Figure record listings

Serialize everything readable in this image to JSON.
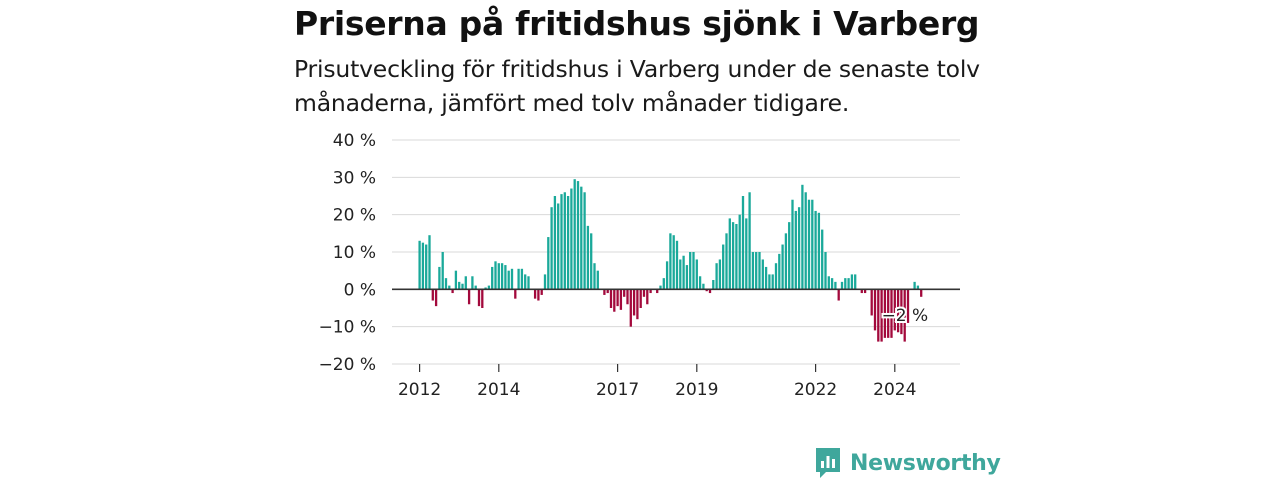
{
  "title": "Priserna på fritidshus sjönk i Varberg",
  "subtitle": "Prisutveckling för fritidshus i Varberg under de senaste tolv månaderna, jämfört med tolv månader tidigare.",
  "brand": {
    "name": "Newsworthy"
  },
  "colors": {
    "positive": "#1aa99a",
    "negative": "#a3093c",
    "grid": "#d9d9d9",
    "zero": "#333333",
    "brand": "#3fa79c"
  },
  "chart_data": {
    "type": "bar",
    "start_date": "2012-01",
    "y_unit": "%",
    "ylim": [
      -20,
      40
    ],
    "y_ticks": [
      40,
      30,
      20,
      10,
      0,
      -10,
      -20
    ],
    "y_tick_labels": [
      "40 %",
      "30 %",
      "20 %",
      "10 %",
      "0 %",
      "−10 %",
      "−20 %"
    ],
    "x_ticks": [
      {
        "label": "2012",
        "month_index": 0
      },
      {
        "label": "2014",
        "month_index": 24
      },
      {
        "label": "2017",
        "month_index": 60
      },
      {
        "label": "2019",
        "month_index": 84
      },
      {
        "label": "2022",
        "month_index": 120
      },
      {
        "label": "2024",
        "month_index": 144
      }
    ],
    "grid": true,
    "last_label": "−2 %",
    "values": [
      13,
      12.5,
      12,
      14.5,
      -3,
      -4.5,
      6,
      10,
      3,
      1,
      -1,
      5,
      2,
      1.5,
      3.5,
      -4,
      3.5,
      1,
      -4.5,
      -5,
      0.5,
      1,
      6,
      7.5,
      7,
      7,
      6.5,
      5,
      5.5,
      -2.5,
      5.5,
      5.5,
      4,
      3.5,
      0,
      -2.5,
      -3,
      -1.5,
      4,
      14,
      22,
      25,
      23,
      25.5,
      26,
      25,
      27,
      29.5,
      29,
      27.5,
      26,
      17,
      15,
      7,
      5,
      0,
      -1.5,
      -1,
      -5,
      -6,
      -4.5,
      -5.5,
      -2,
      -4,
      -10,
      -7,
      -8,
      -5,
      -2,
      -4,
      -1,
      0,
      -1,
      1,
      3,
      7.5,
      15,
      14.5,
      13,
      8,
      9,
      6.5,
      10,
      10,
      8,
      3.5,
      1.5,
      -0.5,
      -1,
      2.5,
      7,
      8,
      12,
      15,
      19,
      18,
      17.5,
      20,
      25,
      19,
      26,
      10,
      10,
      10,
      8,
      6,
      4,
      4,
      7,
      9.5,
      12,
      15,
      18,
      24,
      21,
      22,
      28,
      26,
      24,
      24,
      21,
      20.5,
      16,
      10,
      3.5,
      3,
      2,
      -3,
      2,
      3,
      3,
      4,
      4,
      0,
      -1,
      -1,
      0,
      -7,
      -11,
      -14,
      -14,
      -13,
      -13,
      -13,
      -11,
      -11.5,
      -12,
      -14,
      -9,
      0,
      2,
      1,
      -2
    ]
  }
}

Short problem: Search the records above for "Varberg". Copy each line where it is found.

Finished task:
  "title": "Priserna på fritidshus sjönk i Varberg",
  "subtitle": "Prisutveckling för fritidshus i Varberg under de senaste tolv månaderna, jämfört med tolv månader tidigare.",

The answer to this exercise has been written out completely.